==== MATERIAL FOR THIS EXERCISE ====
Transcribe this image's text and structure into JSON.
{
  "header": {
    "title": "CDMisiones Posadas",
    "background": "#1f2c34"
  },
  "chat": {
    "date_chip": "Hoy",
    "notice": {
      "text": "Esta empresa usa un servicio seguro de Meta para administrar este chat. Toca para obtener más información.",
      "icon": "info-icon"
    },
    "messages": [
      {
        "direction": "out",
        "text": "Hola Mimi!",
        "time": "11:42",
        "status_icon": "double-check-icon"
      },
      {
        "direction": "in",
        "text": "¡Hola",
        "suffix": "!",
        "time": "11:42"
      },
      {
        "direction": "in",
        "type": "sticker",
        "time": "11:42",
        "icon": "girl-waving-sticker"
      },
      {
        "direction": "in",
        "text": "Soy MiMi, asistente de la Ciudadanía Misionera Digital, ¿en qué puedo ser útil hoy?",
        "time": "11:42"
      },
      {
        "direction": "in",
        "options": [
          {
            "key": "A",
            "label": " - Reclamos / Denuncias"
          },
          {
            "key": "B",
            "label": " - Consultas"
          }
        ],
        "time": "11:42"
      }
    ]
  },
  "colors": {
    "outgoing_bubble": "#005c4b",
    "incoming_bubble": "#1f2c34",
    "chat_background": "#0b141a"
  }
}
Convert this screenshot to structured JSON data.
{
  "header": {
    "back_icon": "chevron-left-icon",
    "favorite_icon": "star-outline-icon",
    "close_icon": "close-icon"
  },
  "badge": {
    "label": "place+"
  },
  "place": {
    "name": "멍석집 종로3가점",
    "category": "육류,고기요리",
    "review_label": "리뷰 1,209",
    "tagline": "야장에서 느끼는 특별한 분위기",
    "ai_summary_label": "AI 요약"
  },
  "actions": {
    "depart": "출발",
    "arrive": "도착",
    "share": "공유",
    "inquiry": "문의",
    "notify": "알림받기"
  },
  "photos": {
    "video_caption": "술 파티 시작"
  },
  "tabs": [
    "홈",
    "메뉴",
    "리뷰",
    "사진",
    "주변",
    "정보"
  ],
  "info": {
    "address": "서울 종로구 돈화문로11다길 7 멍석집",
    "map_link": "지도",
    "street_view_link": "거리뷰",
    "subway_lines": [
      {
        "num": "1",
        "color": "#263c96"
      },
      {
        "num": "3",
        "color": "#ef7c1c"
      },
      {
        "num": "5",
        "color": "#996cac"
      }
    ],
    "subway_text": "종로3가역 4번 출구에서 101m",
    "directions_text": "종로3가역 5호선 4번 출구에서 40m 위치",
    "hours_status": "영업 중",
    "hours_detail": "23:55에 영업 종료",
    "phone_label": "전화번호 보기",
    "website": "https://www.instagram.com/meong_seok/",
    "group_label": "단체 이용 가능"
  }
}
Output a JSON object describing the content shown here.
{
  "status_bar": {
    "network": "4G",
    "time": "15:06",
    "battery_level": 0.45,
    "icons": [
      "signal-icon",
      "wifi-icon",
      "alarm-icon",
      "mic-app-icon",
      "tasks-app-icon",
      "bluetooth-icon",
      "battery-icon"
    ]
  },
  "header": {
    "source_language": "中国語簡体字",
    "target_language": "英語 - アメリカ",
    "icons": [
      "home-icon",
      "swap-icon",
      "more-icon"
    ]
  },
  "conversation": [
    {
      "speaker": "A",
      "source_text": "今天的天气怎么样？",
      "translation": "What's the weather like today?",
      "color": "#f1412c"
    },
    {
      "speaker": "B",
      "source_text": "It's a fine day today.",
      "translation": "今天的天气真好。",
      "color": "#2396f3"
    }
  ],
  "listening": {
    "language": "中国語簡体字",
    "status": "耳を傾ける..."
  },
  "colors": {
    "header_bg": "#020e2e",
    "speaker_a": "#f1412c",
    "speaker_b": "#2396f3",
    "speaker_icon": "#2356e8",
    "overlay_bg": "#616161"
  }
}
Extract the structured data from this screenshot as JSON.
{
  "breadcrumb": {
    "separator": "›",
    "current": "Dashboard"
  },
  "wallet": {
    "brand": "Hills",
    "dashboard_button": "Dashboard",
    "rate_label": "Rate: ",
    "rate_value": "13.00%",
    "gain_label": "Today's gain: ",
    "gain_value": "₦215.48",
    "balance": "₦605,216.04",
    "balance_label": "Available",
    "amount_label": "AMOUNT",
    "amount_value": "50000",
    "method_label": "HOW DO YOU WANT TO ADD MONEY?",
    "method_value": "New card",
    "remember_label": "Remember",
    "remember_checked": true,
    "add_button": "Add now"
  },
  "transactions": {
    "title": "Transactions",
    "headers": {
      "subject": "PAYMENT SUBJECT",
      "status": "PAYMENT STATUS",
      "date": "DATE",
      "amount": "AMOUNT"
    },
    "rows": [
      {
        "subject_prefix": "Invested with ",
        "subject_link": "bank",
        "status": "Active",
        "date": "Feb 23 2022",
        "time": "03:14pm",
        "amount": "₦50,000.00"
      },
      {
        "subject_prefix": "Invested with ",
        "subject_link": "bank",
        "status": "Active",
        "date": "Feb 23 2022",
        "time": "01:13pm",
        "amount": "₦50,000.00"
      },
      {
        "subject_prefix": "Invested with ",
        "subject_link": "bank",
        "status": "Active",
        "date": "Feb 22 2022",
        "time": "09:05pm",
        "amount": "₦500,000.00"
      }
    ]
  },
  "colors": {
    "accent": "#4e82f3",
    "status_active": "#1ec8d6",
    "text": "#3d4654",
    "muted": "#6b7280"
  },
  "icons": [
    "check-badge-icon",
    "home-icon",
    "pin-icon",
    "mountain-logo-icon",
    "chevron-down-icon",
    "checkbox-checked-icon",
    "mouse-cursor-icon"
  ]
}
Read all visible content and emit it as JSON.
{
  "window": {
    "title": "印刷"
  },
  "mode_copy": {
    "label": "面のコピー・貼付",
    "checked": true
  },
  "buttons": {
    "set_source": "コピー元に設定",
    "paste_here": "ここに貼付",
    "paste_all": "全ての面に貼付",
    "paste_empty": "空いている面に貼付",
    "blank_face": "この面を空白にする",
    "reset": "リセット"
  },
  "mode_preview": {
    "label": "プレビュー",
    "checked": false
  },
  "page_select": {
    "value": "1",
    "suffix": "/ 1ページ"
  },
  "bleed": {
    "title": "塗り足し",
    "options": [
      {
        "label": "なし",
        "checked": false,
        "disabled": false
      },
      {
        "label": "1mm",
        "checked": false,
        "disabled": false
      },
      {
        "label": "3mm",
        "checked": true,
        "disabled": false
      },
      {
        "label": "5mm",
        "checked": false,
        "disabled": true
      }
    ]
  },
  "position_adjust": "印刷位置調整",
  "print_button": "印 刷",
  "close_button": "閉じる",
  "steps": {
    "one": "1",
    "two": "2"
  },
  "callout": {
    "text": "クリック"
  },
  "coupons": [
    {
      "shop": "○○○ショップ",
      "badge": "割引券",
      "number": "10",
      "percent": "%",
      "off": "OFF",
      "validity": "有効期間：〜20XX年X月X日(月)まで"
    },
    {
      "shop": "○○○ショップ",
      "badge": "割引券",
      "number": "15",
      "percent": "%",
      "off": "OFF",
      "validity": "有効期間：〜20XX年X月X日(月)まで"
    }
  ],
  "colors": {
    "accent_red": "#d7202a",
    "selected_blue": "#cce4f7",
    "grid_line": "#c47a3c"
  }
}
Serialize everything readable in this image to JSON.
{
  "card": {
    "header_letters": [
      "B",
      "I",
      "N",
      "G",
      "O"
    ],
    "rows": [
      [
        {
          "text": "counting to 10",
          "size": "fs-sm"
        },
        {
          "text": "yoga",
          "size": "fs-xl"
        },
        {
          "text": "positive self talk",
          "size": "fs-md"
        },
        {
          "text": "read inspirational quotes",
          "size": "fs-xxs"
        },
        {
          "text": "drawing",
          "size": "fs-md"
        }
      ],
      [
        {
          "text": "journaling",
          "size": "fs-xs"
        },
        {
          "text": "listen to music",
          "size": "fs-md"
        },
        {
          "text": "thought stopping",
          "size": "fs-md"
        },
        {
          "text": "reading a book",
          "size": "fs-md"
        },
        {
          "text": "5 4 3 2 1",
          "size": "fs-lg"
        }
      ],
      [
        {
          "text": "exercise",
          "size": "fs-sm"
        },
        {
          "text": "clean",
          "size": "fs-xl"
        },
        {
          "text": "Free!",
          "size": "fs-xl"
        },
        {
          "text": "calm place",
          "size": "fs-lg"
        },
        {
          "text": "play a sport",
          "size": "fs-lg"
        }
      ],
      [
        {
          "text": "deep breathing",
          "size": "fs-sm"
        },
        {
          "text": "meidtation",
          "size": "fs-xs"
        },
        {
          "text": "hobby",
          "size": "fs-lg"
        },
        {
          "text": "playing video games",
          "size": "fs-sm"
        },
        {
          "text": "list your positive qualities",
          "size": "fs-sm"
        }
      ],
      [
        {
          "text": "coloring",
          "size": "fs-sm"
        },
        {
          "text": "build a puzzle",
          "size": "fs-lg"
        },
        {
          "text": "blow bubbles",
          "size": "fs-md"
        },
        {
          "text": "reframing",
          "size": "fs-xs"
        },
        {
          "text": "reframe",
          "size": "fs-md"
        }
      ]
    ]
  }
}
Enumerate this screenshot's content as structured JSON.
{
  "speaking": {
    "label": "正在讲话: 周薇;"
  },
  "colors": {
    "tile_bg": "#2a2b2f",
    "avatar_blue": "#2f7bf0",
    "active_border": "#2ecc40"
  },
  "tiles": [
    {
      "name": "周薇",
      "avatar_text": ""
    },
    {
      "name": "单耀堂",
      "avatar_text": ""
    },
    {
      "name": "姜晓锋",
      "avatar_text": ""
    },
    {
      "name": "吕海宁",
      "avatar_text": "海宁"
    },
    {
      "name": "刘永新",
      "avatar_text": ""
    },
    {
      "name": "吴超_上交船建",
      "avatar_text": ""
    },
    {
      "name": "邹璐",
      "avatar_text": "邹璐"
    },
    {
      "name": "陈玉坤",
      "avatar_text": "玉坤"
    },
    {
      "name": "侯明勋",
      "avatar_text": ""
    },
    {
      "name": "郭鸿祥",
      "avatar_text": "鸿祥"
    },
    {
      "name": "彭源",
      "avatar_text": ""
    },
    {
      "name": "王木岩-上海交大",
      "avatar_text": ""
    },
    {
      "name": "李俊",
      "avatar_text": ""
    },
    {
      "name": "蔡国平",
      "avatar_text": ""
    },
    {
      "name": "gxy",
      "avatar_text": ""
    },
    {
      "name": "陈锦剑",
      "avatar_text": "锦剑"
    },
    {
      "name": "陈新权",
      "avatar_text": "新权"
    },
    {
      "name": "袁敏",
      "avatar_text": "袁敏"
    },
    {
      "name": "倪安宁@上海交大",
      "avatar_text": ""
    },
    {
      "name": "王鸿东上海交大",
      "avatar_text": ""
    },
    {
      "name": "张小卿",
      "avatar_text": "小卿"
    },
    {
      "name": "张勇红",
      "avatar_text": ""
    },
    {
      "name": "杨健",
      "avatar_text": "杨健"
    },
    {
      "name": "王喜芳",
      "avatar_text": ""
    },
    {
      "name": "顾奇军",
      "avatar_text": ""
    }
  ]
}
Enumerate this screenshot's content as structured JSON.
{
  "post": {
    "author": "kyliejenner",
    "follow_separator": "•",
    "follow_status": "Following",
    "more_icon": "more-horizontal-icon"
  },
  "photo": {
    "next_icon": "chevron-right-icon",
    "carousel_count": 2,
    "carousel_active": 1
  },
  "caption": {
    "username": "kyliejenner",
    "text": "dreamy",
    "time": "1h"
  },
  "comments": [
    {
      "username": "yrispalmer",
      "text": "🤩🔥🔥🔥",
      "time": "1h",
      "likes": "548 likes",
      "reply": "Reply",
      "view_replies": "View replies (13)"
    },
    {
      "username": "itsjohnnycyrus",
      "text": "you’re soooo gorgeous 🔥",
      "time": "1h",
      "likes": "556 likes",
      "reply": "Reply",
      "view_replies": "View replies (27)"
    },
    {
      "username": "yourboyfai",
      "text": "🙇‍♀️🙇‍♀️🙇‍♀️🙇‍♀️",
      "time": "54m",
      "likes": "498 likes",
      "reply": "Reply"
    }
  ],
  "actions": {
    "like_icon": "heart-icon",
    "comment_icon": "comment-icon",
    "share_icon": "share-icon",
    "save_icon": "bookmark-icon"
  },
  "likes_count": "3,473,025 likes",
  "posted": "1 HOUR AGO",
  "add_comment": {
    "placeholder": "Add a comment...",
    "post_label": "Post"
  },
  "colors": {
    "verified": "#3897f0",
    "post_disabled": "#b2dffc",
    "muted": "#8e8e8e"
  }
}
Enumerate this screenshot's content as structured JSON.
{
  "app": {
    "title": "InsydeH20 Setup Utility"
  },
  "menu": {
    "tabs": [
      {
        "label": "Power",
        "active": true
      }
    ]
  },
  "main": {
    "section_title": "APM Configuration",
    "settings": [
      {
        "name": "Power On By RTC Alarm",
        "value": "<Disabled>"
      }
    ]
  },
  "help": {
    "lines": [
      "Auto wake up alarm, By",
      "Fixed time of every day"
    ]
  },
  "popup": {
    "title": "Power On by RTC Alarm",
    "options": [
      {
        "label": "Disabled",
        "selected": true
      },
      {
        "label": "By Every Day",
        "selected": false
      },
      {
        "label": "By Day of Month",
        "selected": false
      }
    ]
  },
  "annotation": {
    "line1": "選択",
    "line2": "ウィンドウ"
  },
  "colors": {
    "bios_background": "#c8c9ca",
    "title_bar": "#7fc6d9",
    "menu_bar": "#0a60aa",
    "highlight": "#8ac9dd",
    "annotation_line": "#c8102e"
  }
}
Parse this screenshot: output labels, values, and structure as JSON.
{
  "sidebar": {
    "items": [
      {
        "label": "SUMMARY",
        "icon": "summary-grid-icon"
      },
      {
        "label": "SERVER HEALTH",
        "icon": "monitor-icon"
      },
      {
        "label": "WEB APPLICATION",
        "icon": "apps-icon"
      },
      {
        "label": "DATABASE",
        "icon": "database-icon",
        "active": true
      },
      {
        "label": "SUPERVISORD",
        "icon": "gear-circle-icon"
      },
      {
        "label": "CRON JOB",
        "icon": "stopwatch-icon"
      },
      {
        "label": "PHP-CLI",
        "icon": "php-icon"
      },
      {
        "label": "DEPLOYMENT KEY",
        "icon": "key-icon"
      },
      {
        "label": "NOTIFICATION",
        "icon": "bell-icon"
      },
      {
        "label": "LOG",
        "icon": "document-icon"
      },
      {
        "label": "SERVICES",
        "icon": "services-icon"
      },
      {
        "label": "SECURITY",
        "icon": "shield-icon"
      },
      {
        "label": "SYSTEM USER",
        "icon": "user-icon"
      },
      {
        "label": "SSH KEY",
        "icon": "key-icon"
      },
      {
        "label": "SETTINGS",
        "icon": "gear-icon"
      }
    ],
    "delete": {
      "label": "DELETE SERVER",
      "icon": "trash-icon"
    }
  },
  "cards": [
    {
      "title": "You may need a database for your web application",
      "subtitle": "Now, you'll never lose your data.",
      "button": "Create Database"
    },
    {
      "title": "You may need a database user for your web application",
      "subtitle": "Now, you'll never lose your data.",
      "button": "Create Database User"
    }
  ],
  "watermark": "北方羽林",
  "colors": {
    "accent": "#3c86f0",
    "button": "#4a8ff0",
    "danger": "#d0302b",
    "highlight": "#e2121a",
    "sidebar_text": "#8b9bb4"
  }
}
====
▶ [WRITTEN REQUEST] Filter out every line that lacks the word "출구에서", and copy the rest.

▶ [REPLY TO THE EXERCISE]
    "subway_text": "종로3가역 4번 출구에서 101m",
    "directions_text": "종로3가역 5호선 4번 출구에서 40m 위치",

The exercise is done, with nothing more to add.